#### [Stated problem]
Every record must be written out once more, with nothing added or omitted.

* BEGIN *

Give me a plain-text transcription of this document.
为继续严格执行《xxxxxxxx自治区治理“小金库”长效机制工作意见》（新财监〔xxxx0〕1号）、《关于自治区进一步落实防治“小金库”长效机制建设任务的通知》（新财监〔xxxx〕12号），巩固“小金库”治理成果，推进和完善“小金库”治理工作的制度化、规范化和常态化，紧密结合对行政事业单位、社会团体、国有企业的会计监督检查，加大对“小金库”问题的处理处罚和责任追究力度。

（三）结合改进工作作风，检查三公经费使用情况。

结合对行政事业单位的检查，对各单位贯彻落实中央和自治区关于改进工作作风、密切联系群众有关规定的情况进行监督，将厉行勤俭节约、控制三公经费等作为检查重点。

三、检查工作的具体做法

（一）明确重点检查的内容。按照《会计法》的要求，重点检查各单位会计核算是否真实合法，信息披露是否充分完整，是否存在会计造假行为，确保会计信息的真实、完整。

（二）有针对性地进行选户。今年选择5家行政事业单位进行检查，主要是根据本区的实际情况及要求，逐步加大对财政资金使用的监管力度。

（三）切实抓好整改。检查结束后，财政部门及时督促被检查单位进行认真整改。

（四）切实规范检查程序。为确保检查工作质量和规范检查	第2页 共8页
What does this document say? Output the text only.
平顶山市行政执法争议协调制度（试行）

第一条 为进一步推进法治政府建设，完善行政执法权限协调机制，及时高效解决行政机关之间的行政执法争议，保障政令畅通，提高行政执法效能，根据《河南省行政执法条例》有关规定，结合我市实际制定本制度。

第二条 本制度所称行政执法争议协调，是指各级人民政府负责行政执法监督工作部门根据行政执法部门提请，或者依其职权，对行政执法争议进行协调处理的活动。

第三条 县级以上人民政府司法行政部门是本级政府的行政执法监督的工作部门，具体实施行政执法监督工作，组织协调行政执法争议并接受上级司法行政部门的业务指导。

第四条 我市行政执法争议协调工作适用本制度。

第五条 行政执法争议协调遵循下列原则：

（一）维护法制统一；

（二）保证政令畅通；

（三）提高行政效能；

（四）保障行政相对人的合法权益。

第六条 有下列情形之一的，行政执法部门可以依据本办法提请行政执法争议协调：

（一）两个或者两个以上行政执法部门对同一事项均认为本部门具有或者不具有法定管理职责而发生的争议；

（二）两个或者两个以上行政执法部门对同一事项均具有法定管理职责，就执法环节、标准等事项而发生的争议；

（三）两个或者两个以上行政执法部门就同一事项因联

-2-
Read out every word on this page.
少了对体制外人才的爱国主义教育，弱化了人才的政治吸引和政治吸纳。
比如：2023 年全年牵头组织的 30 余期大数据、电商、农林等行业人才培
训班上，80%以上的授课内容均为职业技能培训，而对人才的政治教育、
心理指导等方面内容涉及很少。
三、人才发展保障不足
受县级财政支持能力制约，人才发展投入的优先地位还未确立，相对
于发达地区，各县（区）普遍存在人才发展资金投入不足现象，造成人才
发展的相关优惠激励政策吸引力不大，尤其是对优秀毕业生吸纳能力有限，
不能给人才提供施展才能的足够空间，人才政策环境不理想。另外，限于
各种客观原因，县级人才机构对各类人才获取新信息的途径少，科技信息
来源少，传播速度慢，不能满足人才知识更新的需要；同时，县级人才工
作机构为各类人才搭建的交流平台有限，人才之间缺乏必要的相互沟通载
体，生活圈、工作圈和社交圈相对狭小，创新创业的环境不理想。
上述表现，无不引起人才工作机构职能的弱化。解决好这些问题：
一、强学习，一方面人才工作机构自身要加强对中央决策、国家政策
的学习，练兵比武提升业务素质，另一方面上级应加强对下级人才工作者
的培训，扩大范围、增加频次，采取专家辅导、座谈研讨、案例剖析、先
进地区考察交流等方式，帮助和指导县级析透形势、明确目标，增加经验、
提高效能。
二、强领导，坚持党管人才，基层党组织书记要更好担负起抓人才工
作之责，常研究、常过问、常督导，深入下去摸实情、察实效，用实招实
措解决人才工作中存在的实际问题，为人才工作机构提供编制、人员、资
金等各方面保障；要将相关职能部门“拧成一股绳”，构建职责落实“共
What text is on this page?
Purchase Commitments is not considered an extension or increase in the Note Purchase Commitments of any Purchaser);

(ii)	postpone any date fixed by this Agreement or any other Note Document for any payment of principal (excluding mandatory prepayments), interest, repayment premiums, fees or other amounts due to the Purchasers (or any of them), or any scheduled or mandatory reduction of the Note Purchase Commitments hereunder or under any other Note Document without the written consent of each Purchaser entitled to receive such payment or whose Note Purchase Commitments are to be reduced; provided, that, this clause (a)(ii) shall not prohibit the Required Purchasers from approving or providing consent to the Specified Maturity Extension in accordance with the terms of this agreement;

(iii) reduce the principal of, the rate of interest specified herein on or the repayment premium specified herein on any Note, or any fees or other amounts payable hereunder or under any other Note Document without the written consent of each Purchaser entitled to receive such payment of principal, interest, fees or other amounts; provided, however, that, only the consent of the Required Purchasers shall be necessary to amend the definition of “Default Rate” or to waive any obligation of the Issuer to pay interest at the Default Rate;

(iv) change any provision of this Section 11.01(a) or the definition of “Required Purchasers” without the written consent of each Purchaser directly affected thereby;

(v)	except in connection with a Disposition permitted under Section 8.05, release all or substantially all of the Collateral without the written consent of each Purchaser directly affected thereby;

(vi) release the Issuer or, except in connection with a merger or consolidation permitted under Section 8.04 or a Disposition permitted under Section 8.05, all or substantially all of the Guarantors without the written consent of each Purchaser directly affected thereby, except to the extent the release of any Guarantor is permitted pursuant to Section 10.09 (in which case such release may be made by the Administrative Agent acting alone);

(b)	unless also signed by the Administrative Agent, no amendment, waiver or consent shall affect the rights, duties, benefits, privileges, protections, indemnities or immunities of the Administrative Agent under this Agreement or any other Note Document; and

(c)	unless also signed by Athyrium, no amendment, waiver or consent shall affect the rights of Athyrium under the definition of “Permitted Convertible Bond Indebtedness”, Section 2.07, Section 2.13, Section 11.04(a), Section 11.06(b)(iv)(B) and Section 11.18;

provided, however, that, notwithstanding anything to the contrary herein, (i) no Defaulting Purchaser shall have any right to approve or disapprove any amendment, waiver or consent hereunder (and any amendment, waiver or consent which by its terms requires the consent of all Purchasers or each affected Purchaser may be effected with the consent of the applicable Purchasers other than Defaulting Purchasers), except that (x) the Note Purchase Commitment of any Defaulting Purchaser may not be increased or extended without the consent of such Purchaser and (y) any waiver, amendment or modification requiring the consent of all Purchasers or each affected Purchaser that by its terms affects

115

* END *

#### [Problem solution]
Give me a plain-text transcription of this document.
为继续严格执行《xxxxxxxx自治区治理“小金库”长效机制工作意见》（新财监〔xxxx0〕1号）、《关于自治区进一步落实防治“小金库”长效机制建设任务的通知》（新财监〔xxxx〕12号），巩固“小金库”治理成果，推进和完善“小金库”治理工作的制度化、规范化和常态化，紧密结合对行政事业单位、社会团体、国有企业的会计监督检查，加大对“小金库”问题的处理处罚和责任追究力度。

（三）结合改进工作作风，检查三公经费使用情况。

结合对行政事业单位的检查，对各单位贯彻落实中央和自治区关于改进工作作风、密切联系群众有关规定的情况进行监督，将厉行勤俭节约、控制三公经费等作为检查重点。

三、检查工作的具体做法

（一）明确重点检查的内容。按照《会计法》的要求，重点检查各单位会计核算是否真实合法，信息披露是否充分完整，是否存在会计造假行为，确保会计信息的真实、完整。

（二）有针对性地进行选户。今年选择5家行政事业单位进行检查，主要是根据本区的实际情况及要求，逐步加大对财政资金使用的监管力度。

（三）切实抓好整改。检查结束后，财政部门及时督促被检查单位进行认真整改。

（四）切实规范检查程序。为确保检查工作质量和规范检查	第2页 共8页
What does this document say? Output the text only.
平顶山市行政执法争议协调制度（试行）

第一条 为进一步推进法治政府建设，完善行政执法权限协调机制，及时高效解决行政机关之间的行政执法争议，保障政令畅通，提高行政执法效能，根据《河南省行政执法条例》有关规定，结合我市实际制定本制度。

第二条 本制度所称行政执法争议协调，是指各级人民政府负责行政执法监督工作部门根据行政执法部门提请，或者依其职权，对行政执法争议进行协调处理的活动。

第三条 县级以上人民政府司法行政部门是本级政府的行政执法监督的工作部门，具体实施行政执法监督工作，组织协调行政执法争议并接受上级司法行政部门的业务指导。

第四条 我市行政执法争议协调工作适用本制度。

第五条 行政执法争议协调遵循下列原则：

（一）维护法制统一；

（二）保证政令畅通；

（三）提高行政效能；

（四）保障行政相对人的合法权益。

第六条 有下列情形之一的，行政执法部门可以依据本办法提请行政执法争议协调：

（一）两个或者两个以上行政执法部门对同一事项均认为本部门具有或者不具有法定管理职责而发生的争议；

（二）两个或者两个以上行政执法部门对同一事项均具有法定管理职责，就执法环节、标准等事项而发生的争议；

（三）两个或者两个以上行政执法部门就同一事项因联

-2-
Read out every word on this page.
少了对体制外人才的爱国主义教育，弱化了人才的政治吸引和政治吸纳。
比如：2023 年全年牵头组织的 30 余期大数据、电商、农林等行业人才培
训班上，80%以上的授课内容均为职业技能培训，而对人才的政治教育、
心理指导等方面内容涉及很少。
三、人才发展保障不足
受县级财政支持能力制约，人才发展投入的优先地位还未确立，相对
于发达地区，各县（区）普遍存在人才发展资金投入不足现象，造成人才
发展的相关优惠激励政策吸引力不大，尤其是对优秀毕业生吸纳能力有限，
不能给人才提供施展才能的足够空间，人才政策环境不理想。另外，限于
各种客观原因，县级人才机构对各类人才获取新信息的途径少，科技信息
来源少，传播速度慢，不能满足人才知识更新的需要；同时，县级人才工
作机构为各类人才搭建的交流平台有限，人才之间缺乏必要的相互沟通载
体，生活圈、工作圈和社交圈相对狭小，创新创业的环境不理想。
上述表现，无不引起人才工作机构职能的弱化。解决好这些问题：
一、强学习，一方面人才工作机构自身要加强对中央决策、国家政策
的学习，练兵比武提升业务素质，另一方面上级应加强对下级人才工作者
的培训，扩大范围、增加频次，采取专家辅导、座谈研讨、案例剖析、先
进地区考察交流等方式，帮助和指导县级析透形势、明确目标，增加经验、
提高效能。
二、强领导，坚持党管人才，基层党组织书记要更好担负起抓人才工
作之责，常研究、常过问、常督导，深入下去摸实情、察实效，用实招实
措解决人才工作中存在的实际问题，为人才工作机构提供编制、人员、资
金等各方面保障；要将相关职能部门“拧成一股绳”，构建职责落实“共
What text is on this page?
Purchase Commitments is not considered an extension or increase in the Note Purchase Commitments of any Purchaser);

(ii)	postpone any date fixed by this Agreement or any other Note Document for any payment of principal (excluding mandatory prepayments), interest, repayment premiums, fees or other amounts due to the Purchasers (or any of them), or any scheduled or mandatory reduction of the Note Purchase Commitments hereunder or under any other Note Document without the written consent of each Purchaser entitled to receive such payment or whose Note Purchase Commitments are to be reduced; provided, that, this clause (a)(ii) shall not prohibit the Required Purchasers from approving or providing consent to the Specified Maturity Extension in accordance with the terms of this agreement;

(iii) reduce the principal of, the rate of interest specified herein on or the repayment premium specified herein on any Note, or any fees or other amounts payable hereunder or under any other Note Document without the written consent of each Purchaser entitled to receive such payment of principal, interest, fees or other amounts; provided, however, that, only the consent of the Required Purchasers shall be necessary to amend the definition of “Default Rate” or to waive any obligation of the Issuer to pay interest at the Default Rate;

(iv) change any provision of this Section 11.01(a) or the definition of “Required Purchasers” without the written consent of each Purchaser directly affected thereby;

(v)	except in connection with a Disposition permitted under Section 8.05, release all or substantially all of the Collateral without the written consent of each Purchaser directly affected thereby;

(vi) release the Issuer or, except in connection with a merger or consolidation permitted under Section 8.04 or a Disposition permitted under Section 8.05, all or substantially all of the Guarantors without the written consent of each Purchaser directly affected thereby, except to the extent the release of any Guarantor is permitted pursuant to Section 10.09 (in which case such release may be made by the Administrative Agent acting alone);

(b)	unless also signed by the Administrative Agent, no amendment, waiver or consent shall affect the rights, duties, benefits, privileges, protections, indemnities or immunities of the Administrative Agent under this Agreement or any other Note Document; and

(c)	unless also signed by Athyrium, no amendment, waiver or consent shall affect the rights of Athyrium under the definition of “Permitted Convertible Bond Indebtedness”, Section 2.07, Section 2.13, Section 11.04(a), Section 11.06(b)(iv)(B) and Section 11.18;

provided, however, that, notwithstanding anything to the contrary herein, (i) no Defaulting Purchaser shall have any right to approve or disapprove any amendment, waiver or consent hereunder (and any amendment, waiver or consent which by its terms requires the consent of all Purchasers or each affected Purchaser may be effected with the consent of the applicable Purchasers other than Defaulting Purchasers), except that (x) the Note Purchase Commitment of any Defaulting Purchaser may not be increased or extended without the consent of such Purchaser and (y) any waiver, amendment or modification requiring the consent of all Purchasers or each affected Purchaser that by its terms affects

115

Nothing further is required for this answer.